→ **Problem to solve**:
For each line below that contains the string "proceed", copy that line.

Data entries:
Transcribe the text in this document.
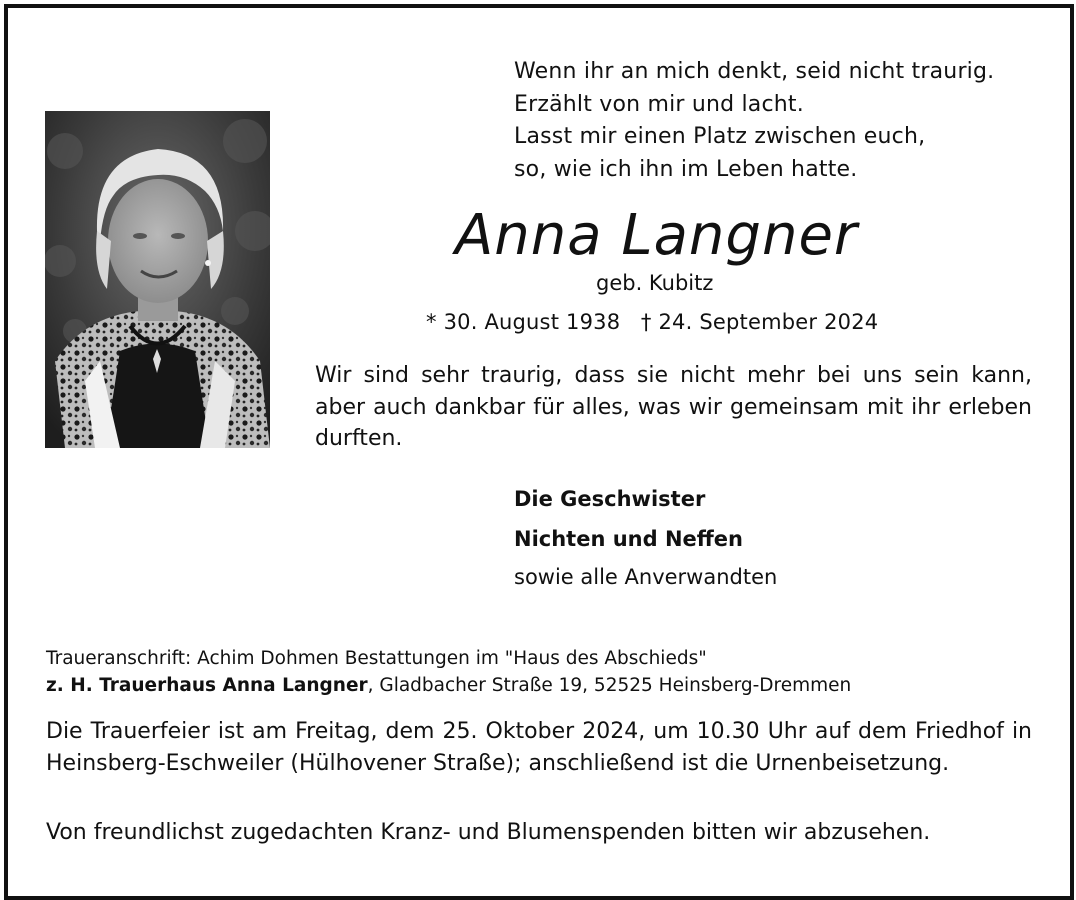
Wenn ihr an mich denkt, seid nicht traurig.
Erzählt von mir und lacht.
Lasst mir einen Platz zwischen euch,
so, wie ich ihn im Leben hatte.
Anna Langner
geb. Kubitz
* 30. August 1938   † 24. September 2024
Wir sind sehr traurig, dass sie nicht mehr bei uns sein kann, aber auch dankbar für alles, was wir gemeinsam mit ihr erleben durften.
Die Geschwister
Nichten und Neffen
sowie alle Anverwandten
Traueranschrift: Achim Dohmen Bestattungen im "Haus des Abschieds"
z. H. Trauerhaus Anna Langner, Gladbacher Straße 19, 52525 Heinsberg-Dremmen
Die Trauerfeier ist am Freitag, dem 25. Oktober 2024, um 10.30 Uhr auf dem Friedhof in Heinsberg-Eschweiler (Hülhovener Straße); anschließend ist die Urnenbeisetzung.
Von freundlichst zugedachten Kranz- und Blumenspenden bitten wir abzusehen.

==

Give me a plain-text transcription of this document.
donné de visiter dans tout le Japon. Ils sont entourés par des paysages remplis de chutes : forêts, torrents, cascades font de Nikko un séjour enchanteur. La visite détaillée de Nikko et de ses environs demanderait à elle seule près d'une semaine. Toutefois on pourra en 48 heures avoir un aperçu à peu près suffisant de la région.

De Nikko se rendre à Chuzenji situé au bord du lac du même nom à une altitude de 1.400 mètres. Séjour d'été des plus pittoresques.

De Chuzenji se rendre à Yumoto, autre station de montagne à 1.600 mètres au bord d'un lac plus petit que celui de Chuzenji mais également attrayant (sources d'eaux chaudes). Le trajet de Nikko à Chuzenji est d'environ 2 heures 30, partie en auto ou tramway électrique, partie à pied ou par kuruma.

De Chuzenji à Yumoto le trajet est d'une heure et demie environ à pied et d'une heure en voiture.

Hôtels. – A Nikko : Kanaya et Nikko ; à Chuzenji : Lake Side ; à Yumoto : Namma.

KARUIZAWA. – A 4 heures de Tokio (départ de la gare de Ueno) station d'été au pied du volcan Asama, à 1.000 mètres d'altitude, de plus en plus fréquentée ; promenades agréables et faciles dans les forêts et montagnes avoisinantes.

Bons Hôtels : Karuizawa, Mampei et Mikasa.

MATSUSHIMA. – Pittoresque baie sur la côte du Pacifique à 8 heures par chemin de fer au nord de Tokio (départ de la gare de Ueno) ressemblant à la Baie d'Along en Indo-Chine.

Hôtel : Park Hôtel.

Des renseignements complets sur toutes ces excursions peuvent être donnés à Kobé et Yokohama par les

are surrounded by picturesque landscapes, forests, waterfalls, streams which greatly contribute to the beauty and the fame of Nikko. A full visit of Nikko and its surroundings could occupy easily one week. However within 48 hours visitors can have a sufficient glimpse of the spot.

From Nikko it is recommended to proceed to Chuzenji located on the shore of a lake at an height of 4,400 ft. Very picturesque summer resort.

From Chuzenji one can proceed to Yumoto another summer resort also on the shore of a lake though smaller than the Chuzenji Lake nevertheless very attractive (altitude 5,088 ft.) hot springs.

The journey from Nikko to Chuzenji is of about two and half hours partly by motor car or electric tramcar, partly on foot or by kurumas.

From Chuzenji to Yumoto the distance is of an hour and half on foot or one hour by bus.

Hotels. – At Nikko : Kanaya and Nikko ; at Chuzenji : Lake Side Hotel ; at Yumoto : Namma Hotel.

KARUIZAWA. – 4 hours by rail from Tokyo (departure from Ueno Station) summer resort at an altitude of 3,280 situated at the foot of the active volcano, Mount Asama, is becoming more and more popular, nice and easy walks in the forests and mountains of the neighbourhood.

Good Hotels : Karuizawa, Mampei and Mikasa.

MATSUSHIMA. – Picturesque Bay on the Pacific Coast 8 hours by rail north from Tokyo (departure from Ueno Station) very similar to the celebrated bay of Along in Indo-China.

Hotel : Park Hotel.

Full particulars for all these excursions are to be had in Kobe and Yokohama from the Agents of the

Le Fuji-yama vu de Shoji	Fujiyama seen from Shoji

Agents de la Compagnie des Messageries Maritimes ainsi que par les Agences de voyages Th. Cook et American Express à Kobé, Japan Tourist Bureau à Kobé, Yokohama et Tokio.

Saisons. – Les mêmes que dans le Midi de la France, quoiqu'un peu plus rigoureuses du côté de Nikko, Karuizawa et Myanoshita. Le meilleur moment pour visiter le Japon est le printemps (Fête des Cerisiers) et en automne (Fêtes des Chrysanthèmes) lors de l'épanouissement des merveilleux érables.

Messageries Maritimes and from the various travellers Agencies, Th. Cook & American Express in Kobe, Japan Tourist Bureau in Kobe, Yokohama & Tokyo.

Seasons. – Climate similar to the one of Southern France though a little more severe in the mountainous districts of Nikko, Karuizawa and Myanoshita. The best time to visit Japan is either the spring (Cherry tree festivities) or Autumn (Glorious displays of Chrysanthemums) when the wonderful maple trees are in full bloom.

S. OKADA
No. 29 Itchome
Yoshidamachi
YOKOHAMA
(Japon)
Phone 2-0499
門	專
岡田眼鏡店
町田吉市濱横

→ **Reply to the task**:
From Nikko it is recommended to proceed to Chuzenji located on the shore of a lake at an height of 4,400 ft. Very picturesque summer resort.
From Chuzenji one can proceed to Yumoto another summer resort also on the shore of a lake though smaller than the Chuzenji Lake nevertheless very attractive (altitude 5,088 ft.) hot springs.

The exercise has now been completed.